** Aim of the exercise **
Only the number is wanted: how many lines contain the word "destinations"?

** Source records **

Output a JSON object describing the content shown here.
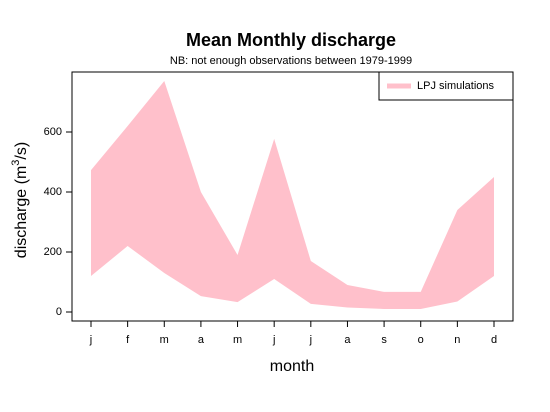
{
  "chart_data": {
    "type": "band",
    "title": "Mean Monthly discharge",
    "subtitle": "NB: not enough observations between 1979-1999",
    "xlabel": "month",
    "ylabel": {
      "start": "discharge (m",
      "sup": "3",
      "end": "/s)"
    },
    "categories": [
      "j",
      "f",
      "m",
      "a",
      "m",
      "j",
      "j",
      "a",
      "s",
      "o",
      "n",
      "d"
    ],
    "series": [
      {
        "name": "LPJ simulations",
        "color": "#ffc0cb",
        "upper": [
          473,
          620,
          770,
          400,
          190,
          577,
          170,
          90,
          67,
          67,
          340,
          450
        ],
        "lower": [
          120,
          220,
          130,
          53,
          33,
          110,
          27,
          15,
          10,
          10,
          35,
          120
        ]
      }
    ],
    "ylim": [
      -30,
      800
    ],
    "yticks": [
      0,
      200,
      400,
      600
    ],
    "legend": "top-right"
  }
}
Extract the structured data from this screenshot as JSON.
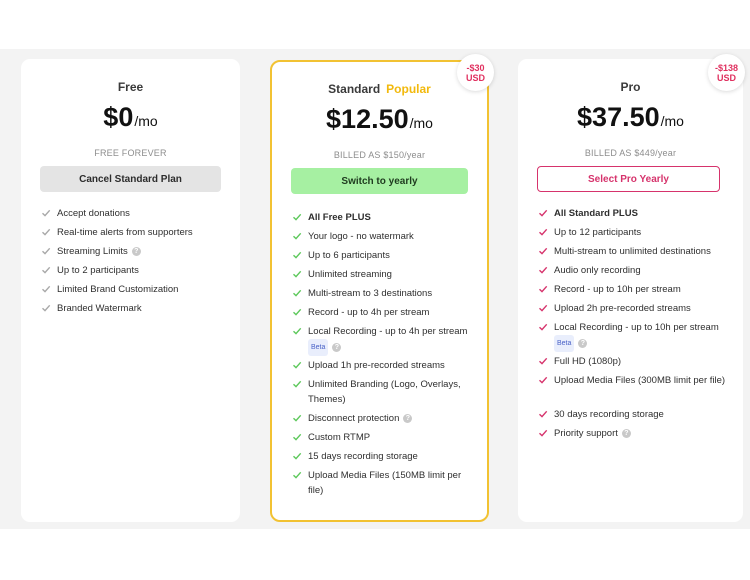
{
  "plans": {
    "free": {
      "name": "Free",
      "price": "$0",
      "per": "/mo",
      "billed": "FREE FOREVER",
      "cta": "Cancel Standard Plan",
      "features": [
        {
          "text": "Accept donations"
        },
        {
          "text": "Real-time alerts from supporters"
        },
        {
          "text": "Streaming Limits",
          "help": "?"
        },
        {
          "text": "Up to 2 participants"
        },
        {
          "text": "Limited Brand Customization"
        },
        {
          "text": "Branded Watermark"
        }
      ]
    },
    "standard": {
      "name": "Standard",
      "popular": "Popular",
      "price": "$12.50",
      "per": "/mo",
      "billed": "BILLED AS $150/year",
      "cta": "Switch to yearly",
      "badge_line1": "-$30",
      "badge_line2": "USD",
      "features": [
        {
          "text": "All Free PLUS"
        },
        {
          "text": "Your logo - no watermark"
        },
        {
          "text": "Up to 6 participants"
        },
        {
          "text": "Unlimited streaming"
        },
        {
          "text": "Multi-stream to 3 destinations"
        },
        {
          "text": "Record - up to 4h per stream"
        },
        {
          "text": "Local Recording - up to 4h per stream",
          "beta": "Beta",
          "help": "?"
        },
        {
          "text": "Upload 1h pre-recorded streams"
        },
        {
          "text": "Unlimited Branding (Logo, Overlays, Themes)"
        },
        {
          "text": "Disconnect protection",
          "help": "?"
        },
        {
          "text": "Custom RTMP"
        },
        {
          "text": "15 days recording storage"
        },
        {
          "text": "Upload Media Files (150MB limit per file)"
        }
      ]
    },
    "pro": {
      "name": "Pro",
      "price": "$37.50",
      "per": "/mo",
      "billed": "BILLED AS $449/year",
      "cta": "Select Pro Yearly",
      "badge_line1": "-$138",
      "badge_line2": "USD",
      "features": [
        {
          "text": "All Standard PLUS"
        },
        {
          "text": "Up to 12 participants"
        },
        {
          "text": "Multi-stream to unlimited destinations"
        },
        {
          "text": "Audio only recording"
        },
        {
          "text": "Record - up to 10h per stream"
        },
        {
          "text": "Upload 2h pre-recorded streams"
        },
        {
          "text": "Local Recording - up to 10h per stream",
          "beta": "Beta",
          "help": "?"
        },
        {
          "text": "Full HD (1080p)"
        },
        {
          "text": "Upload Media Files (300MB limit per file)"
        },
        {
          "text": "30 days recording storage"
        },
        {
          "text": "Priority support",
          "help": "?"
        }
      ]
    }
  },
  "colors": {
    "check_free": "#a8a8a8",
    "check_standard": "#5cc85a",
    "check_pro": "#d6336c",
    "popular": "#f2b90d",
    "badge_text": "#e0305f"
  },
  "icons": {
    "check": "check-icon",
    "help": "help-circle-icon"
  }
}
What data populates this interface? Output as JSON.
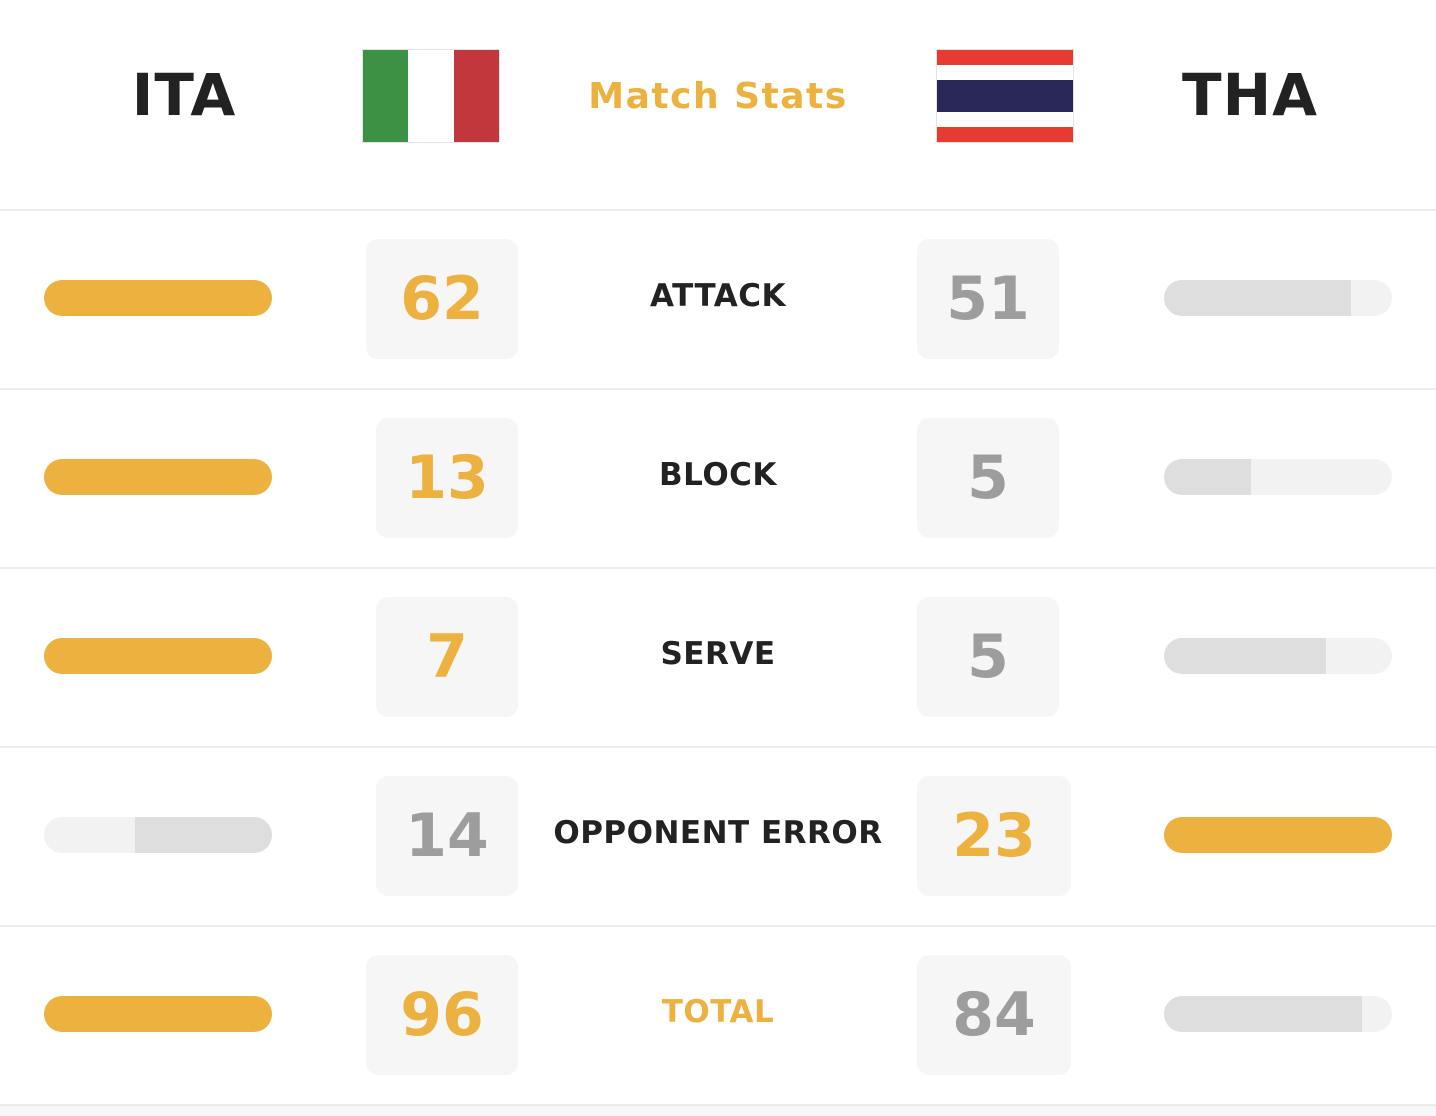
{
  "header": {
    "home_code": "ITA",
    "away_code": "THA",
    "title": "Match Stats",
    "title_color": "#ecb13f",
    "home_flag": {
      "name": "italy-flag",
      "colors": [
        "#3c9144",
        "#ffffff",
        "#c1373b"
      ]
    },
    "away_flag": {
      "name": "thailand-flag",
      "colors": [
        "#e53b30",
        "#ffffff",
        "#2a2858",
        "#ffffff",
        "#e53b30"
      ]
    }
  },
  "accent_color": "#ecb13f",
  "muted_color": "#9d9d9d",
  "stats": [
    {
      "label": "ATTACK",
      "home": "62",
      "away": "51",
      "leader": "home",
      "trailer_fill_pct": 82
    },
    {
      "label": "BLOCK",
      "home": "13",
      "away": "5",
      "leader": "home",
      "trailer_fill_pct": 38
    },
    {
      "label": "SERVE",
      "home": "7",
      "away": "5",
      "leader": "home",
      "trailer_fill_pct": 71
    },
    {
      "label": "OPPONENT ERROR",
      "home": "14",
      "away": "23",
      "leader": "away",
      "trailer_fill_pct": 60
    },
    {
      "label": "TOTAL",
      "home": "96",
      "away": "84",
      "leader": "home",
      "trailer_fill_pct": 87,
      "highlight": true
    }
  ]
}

==

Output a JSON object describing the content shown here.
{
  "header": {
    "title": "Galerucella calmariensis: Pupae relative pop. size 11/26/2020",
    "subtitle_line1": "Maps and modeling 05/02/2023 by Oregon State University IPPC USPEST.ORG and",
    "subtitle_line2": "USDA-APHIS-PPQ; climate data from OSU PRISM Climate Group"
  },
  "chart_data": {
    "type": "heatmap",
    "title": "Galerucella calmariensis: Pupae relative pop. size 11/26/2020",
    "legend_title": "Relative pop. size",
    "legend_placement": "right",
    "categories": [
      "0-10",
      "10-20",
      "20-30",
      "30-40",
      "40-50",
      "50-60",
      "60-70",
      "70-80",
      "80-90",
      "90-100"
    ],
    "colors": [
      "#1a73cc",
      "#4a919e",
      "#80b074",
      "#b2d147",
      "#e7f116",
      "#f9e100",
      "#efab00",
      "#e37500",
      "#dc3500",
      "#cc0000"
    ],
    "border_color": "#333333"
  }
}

** Task solution **
2